_Task to complete_: Note each line of the listing that contains the string "Spectral", and copy it.

Entries with figure data

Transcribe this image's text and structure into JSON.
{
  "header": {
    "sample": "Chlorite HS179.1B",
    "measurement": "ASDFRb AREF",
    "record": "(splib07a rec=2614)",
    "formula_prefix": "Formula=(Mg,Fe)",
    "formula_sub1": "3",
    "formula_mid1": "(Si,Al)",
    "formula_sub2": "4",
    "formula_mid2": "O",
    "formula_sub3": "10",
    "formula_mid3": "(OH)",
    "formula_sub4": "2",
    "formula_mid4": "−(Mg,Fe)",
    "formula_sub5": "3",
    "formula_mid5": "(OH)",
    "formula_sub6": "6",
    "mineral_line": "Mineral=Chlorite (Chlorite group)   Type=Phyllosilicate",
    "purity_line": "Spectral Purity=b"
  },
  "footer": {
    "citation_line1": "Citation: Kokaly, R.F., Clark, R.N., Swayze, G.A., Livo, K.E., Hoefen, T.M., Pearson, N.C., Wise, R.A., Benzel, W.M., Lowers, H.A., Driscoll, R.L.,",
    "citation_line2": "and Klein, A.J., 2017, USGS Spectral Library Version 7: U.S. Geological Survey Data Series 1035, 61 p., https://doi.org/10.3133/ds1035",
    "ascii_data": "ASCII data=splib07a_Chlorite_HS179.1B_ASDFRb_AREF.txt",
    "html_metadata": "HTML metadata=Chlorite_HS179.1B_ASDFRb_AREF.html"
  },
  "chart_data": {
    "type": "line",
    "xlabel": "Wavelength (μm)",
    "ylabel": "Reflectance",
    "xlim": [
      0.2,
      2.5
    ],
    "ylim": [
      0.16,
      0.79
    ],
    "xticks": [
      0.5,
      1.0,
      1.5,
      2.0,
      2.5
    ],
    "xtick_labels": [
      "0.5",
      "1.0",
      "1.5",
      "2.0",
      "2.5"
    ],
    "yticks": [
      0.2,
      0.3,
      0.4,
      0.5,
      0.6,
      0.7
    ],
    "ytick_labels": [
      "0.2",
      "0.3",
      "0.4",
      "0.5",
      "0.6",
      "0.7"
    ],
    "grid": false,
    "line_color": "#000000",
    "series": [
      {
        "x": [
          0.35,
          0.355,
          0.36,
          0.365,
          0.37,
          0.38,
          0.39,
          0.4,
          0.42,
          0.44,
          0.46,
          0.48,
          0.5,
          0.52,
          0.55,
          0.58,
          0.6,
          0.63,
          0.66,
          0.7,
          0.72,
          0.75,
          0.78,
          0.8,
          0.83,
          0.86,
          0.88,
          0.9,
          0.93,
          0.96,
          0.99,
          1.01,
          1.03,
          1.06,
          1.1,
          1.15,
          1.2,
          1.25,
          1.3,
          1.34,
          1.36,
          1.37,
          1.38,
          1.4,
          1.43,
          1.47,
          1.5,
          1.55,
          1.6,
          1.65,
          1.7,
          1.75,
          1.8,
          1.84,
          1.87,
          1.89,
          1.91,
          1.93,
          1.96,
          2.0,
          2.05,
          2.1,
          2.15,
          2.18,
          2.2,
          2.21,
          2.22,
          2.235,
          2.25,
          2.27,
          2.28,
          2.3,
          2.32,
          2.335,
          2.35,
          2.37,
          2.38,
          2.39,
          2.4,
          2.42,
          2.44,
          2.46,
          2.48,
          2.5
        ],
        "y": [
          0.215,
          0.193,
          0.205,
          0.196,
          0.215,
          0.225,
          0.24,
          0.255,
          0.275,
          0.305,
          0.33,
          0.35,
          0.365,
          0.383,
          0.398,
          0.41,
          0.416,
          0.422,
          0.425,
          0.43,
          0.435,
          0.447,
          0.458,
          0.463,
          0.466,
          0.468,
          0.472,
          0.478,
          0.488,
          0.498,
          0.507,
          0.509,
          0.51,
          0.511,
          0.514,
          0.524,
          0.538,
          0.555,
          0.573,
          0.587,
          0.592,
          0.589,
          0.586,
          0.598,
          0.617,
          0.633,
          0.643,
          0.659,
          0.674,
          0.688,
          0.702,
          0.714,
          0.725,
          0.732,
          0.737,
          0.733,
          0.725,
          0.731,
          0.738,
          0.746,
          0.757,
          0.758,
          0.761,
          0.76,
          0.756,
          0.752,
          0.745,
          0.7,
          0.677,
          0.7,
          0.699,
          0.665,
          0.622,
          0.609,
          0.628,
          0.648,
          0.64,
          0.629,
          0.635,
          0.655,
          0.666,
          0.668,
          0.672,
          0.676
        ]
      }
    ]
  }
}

_Written solution_:
    "purity_line": "Spectral Purity=b"
    "citation_line2": "and Klein, A.J., 2017, USGS Spectral Library Version 7: U.S. Geological Survey Data Series 1035, 61 p., https://doi.org/10.3133/ds1035",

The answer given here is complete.